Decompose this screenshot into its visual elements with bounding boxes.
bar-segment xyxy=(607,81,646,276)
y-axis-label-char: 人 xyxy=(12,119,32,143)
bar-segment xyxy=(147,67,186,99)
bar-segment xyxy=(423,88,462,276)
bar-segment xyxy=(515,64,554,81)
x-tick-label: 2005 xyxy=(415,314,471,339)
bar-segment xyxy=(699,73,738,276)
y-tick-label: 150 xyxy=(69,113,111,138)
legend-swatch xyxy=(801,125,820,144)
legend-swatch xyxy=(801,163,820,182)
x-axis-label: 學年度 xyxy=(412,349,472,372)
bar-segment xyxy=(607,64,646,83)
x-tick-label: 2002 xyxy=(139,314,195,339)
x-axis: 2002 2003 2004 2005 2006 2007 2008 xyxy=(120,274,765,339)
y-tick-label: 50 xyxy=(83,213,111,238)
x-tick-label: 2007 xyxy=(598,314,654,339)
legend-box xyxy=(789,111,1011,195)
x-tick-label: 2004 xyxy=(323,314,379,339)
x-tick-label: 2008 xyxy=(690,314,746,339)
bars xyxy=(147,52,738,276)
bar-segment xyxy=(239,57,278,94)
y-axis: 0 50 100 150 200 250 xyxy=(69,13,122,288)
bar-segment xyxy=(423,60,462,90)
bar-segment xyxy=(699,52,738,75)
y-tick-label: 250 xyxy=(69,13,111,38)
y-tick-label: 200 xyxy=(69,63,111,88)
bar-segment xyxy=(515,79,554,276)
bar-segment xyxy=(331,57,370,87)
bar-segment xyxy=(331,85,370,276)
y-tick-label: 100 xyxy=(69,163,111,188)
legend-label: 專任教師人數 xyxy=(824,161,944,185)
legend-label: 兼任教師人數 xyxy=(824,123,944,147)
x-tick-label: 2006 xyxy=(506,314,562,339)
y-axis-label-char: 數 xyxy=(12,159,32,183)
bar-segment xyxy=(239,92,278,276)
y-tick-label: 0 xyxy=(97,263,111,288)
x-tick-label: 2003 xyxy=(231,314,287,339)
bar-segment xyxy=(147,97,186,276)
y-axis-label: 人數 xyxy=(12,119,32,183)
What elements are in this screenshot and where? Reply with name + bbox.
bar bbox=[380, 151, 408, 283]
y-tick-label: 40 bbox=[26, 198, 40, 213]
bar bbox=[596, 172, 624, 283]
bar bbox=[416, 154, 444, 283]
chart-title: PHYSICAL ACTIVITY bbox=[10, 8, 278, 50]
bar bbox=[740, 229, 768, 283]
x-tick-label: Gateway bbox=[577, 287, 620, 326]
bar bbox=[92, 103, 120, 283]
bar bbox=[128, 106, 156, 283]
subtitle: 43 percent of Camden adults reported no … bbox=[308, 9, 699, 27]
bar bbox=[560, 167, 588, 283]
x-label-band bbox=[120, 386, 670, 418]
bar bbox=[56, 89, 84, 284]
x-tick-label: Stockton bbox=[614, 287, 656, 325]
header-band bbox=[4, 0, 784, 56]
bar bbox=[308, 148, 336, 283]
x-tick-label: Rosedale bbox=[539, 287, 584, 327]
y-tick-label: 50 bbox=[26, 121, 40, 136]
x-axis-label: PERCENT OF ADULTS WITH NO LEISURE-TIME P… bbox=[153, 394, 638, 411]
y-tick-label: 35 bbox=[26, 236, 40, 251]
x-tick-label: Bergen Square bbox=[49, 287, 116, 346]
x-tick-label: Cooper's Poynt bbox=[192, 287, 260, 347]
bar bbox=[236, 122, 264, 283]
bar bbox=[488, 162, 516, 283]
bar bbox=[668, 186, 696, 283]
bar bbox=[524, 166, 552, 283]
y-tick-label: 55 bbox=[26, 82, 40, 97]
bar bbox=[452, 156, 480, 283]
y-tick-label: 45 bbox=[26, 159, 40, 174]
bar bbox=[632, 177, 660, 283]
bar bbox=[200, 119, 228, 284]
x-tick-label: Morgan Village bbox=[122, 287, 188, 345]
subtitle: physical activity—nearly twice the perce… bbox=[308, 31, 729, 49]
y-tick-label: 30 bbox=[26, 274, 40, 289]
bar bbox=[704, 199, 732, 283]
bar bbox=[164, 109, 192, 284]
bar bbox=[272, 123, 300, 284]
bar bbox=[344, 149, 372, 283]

◆ EXERCISE DESCRIPTION
Copy out the material word for word, from its first line through the line that contains "y-axis-label: 人數 xyxy=(12,119,32,183)", including both of those lines.

◆ COMPLETED EXERCISE
Decompose this screenshot into its visual elements with bounding boxes.
bar-segment xyxy=(607,81,646,276)
y-axis-label-char: 人 xyxy=(12,119,32,143)
bar-segment xyxy=(147,67,186,99)
bar-segment xyxy=(423,88,462,276)
bar-segment xyxy=(515,64,554,81)
x-tick-label: 2005 xyxy=(415,314,471,339)
bar-segment xyxy=(699,73,738,276)
y-tick-label: 150 xyxy=(69,113,111,138)
legend-swatch xyxy=(801,125,820,144)
legend-swatch xyxy=(801,163,820,182)
x-axis-label: 學年度 xyxy=(412,349,472,372)
bar-segment xyxy=(607,64,646,83)
x-tick-label: 2002 xyxy=(139,314,195,339)
x-axis: 2002 2003 2004 2005 2006 2007 2008 xyxy=(120,274,765,339)
y-tick-label: 50 xyxy=(83,213,111,238)
x-tick-label: 2007 xyxy=(598,314,654,339)
legend-box xyxy=(789,111,1011,195)
x-tick-label: 2004 xyxy=(323,314,379,339)
x-tick-label: 2008 xyxy=(690,314,746,339)
bars xyxy=(147,52,738,276)
bar-segment xyxy=(239,57,278,94)
y-axis: 0 50 100 150 200 250 xyxy=(69,13,122,288)
bar-segment xyxy=(423,60,462,90)
bar-segment xyxy=(699,52,738,75)
y-tick-label: 250 xyxy=(69,13,111,38)
y-tick-label: 200 xyxy=(69,63,111,88)
bar-segment xyxy=(515,79,554,276)
bar-segment xyxy=(331,57,370,87)
bar-segment xyxy=(331,85,370,276)
y-tick-label: 100 xyxy=(69,163,111,188)
legend-label: 專任教師人數 xyxy=(824,161,944,185)
legend-label: 兼任教師人數 xyxy=(824,123,944,147)
x-tick-label: 2006 xyxy=(506,314,562,339)
y-axis-label-char: 數 xyxy=(12,159,32,183)
bar-segment xyxy=(239,92,278,276)
y-tick-label: 0 xyxy=(97,263,111,288)
x-tick-label: 2003 xyxy=(231,314,287,339)
bar-segment xyxy=(147,97,186,276)
y-axis-label: 人數 xyxy=(12,119,32,183)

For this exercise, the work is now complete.